──────── MATERIAL FOR THE TASK ────────
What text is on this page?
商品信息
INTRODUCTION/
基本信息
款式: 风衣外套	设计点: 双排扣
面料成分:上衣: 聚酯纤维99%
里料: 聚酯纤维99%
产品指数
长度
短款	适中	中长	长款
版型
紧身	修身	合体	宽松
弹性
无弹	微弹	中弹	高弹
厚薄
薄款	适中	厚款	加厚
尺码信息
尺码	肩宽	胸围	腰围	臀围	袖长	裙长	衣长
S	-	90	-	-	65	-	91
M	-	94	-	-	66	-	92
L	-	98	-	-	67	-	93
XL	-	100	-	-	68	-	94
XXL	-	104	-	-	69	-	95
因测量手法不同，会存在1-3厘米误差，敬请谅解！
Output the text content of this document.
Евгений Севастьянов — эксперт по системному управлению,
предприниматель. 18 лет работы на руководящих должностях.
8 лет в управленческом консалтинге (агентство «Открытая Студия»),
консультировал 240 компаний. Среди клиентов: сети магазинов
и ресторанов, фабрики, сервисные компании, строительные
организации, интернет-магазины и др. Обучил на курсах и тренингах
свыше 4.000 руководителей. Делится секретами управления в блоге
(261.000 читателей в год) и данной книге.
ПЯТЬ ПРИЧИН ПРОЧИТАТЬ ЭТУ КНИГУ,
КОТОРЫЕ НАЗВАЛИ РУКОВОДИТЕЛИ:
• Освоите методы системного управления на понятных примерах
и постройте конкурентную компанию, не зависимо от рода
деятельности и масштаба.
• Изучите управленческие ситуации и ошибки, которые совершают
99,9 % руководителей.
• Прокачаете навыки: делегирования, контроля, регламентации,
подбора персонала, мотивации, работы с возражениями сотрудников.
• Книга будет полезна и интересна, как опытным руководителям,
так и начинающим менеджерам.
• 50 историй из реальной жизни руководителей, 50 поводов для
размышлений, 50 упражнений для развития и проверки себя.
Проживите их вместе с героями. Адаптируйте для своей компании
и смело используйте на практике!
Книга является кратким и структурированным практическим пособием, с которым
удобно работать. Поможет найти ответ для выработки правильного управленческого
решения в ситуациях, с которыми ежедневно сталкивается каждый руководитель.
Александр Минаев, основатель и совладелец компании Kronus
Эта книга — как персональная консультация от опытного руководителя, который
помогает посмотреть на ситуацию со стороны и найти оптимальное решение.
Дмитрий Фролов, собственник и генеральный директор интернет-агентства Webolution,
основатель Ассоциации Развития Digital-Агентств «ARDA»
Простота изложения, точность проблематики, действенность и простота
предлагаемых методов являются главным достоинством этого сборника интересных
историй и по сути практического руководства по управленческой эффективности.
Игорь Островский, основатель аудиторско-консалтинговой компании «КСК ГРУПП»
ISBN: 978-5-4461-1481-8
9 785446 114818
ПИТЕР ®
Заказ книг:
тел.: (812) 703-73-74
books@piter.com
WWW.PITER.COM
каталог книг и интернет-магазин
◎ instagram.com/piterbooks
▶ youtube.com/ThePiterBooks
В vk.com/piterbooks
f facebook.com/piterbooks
────────
DESCRIPTION OF THE TASK: Extract the full set of entries word for word.

REPLY TO THE TASK:
What text is on this page?
商品信息
INTRODUCTION/
基本信息
款式: 风衣外套	设计点: 双排扣
面料成分:上衣: 聚酯纤维99%
里料: 聚酯纤维99%
产品指数
长度
短款	适中	中长	长款
版型
紧身	修身	合体	宽松
弹性
无弹	微弹	中弹	高弹
厚薄
薄款	适中	厚款	加厚
尺码信息
尺码	肩宽	胸围	腰围	臀围	袖长	裙长	衣长
S	-	90	-	-	65	-	91
M	-	94	-	-	66	-	92
L	-	98	-	-	67	-	93
XL	-	100	-	-	68	-	94
XXL	-	104	-	-	69	-	95
因测量手法不同，会存在1-3厘米误差，敬请谅解！
Output the text content of this document.
Евгений Севастьянов — эксперт по системному управлению,
предприниматель. 18 лет работы на руководящих должностях.
8 лет в управленческом консалтинге (агентство «Открытая Студия»),
консультировал 240 компаний. Среди клиентов: сети магазинов
и ресторанов, фабрики, сервисные компании, строительные
организации, интернет-магазины и др. Обучил на курсах и тренингах
свыше 4.000 руководителей. Делится секретами управления в блоге
(261.000 читателей в год) и данной книге.
ПЯТЬ ПРИЧИН ПРОЧИТАТЬ ЭТУ КНИГУ,
КОТОРЫЕ НАЗВАЛИ РУКОВОДИТЕЛИ:
• Освоите методы системного управления на понятных примерах
и постройте конкурентную компанию, не зависимо от рода
деятельности и масштаба.
• Изучите управленческие ситуации и ошибки, которые совершают
99,9 % руководителей.
• Прокачаете навыки: делегирования, контроля, регламентации,
подбора персонала, мотивации, работы с возражениями сотрудников.
• Книга будет полезна и интересна, как опытным руководителям,
так и начинающим менеджерам.
• 50 историй из реальной жизни руководителей, 50 поводов для
размышлений, 50 упражнений для развития и проверки себя.
Проживите их вместе с героями. Адаптируйте для своей компании
и смело используйте на практике!
Книга является кратким и структурированным практическим пособием, с которым
удобно работать. Поможет найти ответ для выработки правильного управленческого
решения в ситуациях, с которыми ежедневно сталкивается каждый руководитель.
Александр Минаев, основатель и совладелец компании Kronus
Эта книга — как персональная консультация от опытного руководителя, который
помогает посмотреть на ситуацию со стороны и найти оптимальное решение.
Дмитрий Фролов, собственник и генеральный директор интернет-агентства Webolution,
основатель Ассоциации Развития Digital-Агентств «ARDA»
Простота изложения, точность проблематики, действенность и простота
предлагаемых методов являются главным достоинством этого сборника интересных
историй и по сути практического руководства по управленческой эффективности.
Игорь Островский, основатель аудиторско-консалтинговой компании «КСК ГРУПП»
ISBN: 978-5-4461-1481-8
9 785446 114818
ПИТЕР ®
Заказ книг:
тел.: (812) 703-73-74
books@piter.com
WWW.PITER.COM
каталог книг и интернет-магазин
◎ instagram.com/piterbooks
▶ youtube.com/ThePiterBooks
В vk.com/piterbooks
f facebook.com/piterbooks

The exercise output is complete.